===== WORKING DATA =====

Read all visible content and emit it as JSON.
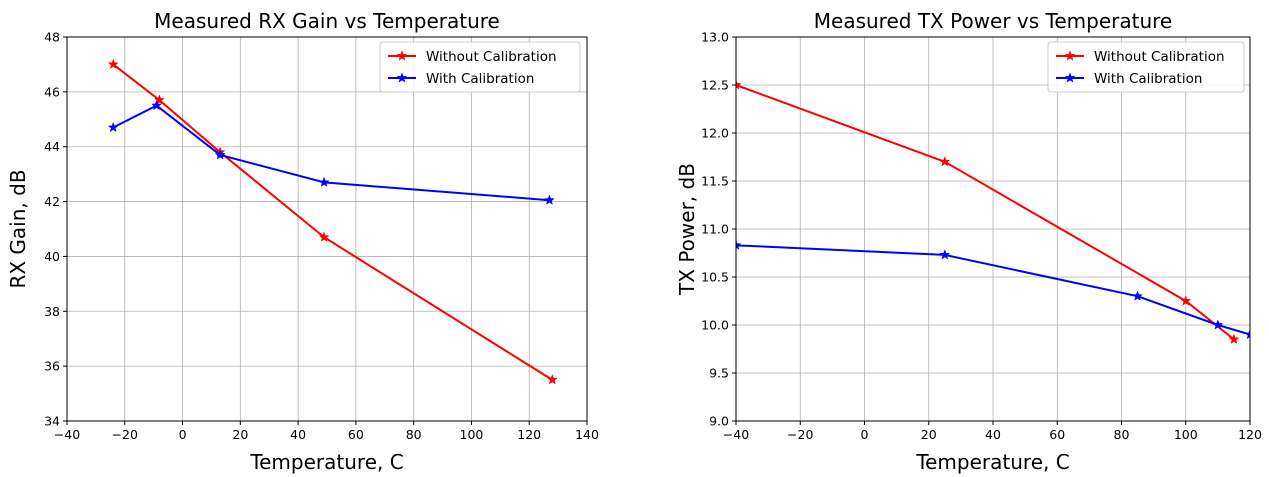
{
  "chart_data": [
    {
      "type": "line",
      "title": "Measured RX Gain vs Temperature",
      "xlabel": "Temperature, C",
      "ylabel": "RX Gain, dB",
      "xlim": [
        -40,
        140
      ],
      "ylim": [
        34,
        48
      ],
      "xticks": [
        -40,
        -20,
        0,
        20,
        40,
        60,
        80,
        100,
        120,
        140
      ],
      "yticks": [
        34,
        36,
        38,
        40,
        42,
        44,
        46,
        48
      ],
      "xtick_labels": [
        "−40",
        "−20",
        "0",
        "20",
        "40",
        "60",
        "80",
        "100",
        "120",
        "140"
      ],
      "ytick_labels": [
        "34",
        "36",
        "38",
        "40",
        "42",
        "44",
        "46",
        "48"
      ],
      "grid": true,
      "legend_position": "top-right",
      "series": [
        {
          "name": "Without Calibration",
          "color": "#ff0000",
          "marker": "star",
          "x": [
            -24,
            -8,
            13,
            49,
            128
          ],
          "y": [
            47.0,
            45.7,
            43.8,
            40.7,
            35.5
          ]
        },
        {
          "name": "With Calibration",
          "color": "#0000ff",
          "marker": "star",
          "x": [
            -24,
            -9,
            13,
            49,
            127
          ],
          "y": [
            44.7,
            45.5,
            43.7,
            42.7,
            42.05
          ]
        }
      ]
    },
    {
      "type": "line",
      "title": "Measured TX Power vs Temperature",
      "xlabel": "Temperature, C",
      "ylabel": "TX Power, dB",
      "xlim": [
        -40,
        120
      ],
      "ylim": [
        9.0,
        13.0
      ],
      "xticks": [
        -40,
        -20,
        0,
        20,
        40,
        60,
        80,
        100,
        120
      ],
      "yticks": [
        9.0,
        9.5,
        10.0,
        10.5,
        11.0,
        11.5,
        12.0,
        12.5,
        13.0
      ],
      "xtick_labels": [
        "−40",
        "−20",
        "0",
        "20",
        "40",
        "60",
        "80",
        "100",
        "120"
      ],
      "ytick_labels": [
        "9.0",
        "9.5",
        "10.0",
        "10.5",
        "11.0",
        "11.5",
        "12.0",
        "12.5",
        "13.0"
      ],
      "grid": true,
      "legend_position": "top-right",
      "series": [
        {
          "name": "Without Calibration",
          "color": "#ff0000",
          "marker": "star",
          "x": [
            -40,
            25,
            100,
            115
          ],
          "y": [
            12.5,
            11.7,
            10.25,
            9.85
          ]
        },
        {
          "name": "With Calibration",
          "color": "#0000ff",
          "marker": "star",
          "x": [
            -40,
            25,
            85,
            110,
            120
          ],
          "y": [
            10.83,
            10.73,
            10.3,
            10.0,
            9.9
          ]
        }
      ]
    }
  ]
}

=====

#### WRITTEN REQUEST
All entries must be written out again exactly as given, with no pictures in the copy.

#### EXERCISE RESULT
Read all visible content and emit it as JSON.
{
  "chart_data": [
    {
      "type": "line",
      "title": "Measured RX Gain vs Temperature",
      "xlabel": "Temperature, C",
      "ylabel": "RX Gain, dB",
      "xlim": [
        -40,
        140
      ],
      "ylim": [
        34,
        48
      ],
      "xticks": [
        -40,
        -20,
        0,
        20,
        40,
        60,
        80,
        100,
        120,
        140
      ],
      "yticks": [
        34,
        36,
        38,
        40,
        42,
        44,
        46,
        48
      ],
      "xtick_labels": [
        "−40",
        "−20",
        "0",
        "20",
        "40",
        "60",
        "80",
        "100",
        "120",
        "140"
      ],
      "ytick_labels": [
        "34",
        "36",
        "38",
        "40",
        "42",
        "44",
        "46",
        "48"
      ],
      "grid": true,
      "legend_position": "top-right",
      "series": [
        {
          "name": "Without Calibration",
          "color": "#ff0000",
          "marker": "star",
          "x": [
            -24,
            -8,
            13,
            49,
            128
          ],
          "y": [
            47.0,
            45.7,
            43.8,
            40.7,
            35.5
          ]
        },
        {
          "name": "With Calibration",
          "color": "#0000ff",
          "marker": "star",
          "x": [
            -24,
            -9,
            13,
            49,
            127
          ],
          "y": [
            44.7,
            45.5,
            43.7,
            42.7,
            42.05
          ]
        }
      ]
    },
    {
      "type": "line",
      "title": "Measured TX Power vs Temperature",
      "xlabel": "Temperature, C",
      "ylabel": "TX Power, dB",
      "xlim": [
        -40,
        120
      ],
      "ylim": [
        9.0,
        13.0
      ],
      "xticks": [
        -40,
        -20,
        0,
        20,
        40,
        60,
        80,
        100,
        120
      ],
      "yticks": [
        9.0,
        9.5,
        10.0,
        10.5,
        11.0,
        11.5,
        12.0,
        12.5,
        13.0
      ],
      "xtick_labels": [
        "−40",
        "−20",
        "0",
        "20",
        "40",
        "60",
        "80",
        "100",
        "120"
      ],
      "ytick_labels": [
        "9.0",
        "9.5",
        "10.0",
        "10.5",
        "11.0",
        "11.5",
        "12.0",
        "12.5",
        "13.0"
      ],
      "grid": true,
      "legend_position": "top-right",
      "series": [
        {
          "name": "Without Calibration",
          "color": "#ff0000",
          "marker": "star",
          "x": [
            -40,
            25,
            100,
            115
          ],
          "y": [
            12.5,
            11.7,
            10.25,
            9.85
          ]
        },
        {
          "name": "With Calibration",
          "color": "#0000ff",
          "marker": "star",
          "x": [
            -40,
            25,
            85,
            110,
            120
          ],
          "y": [
            10.83,
            10.73,
            10.3,
            10.0,
            9.9
          ]
        }
      ]
    }
  ]
}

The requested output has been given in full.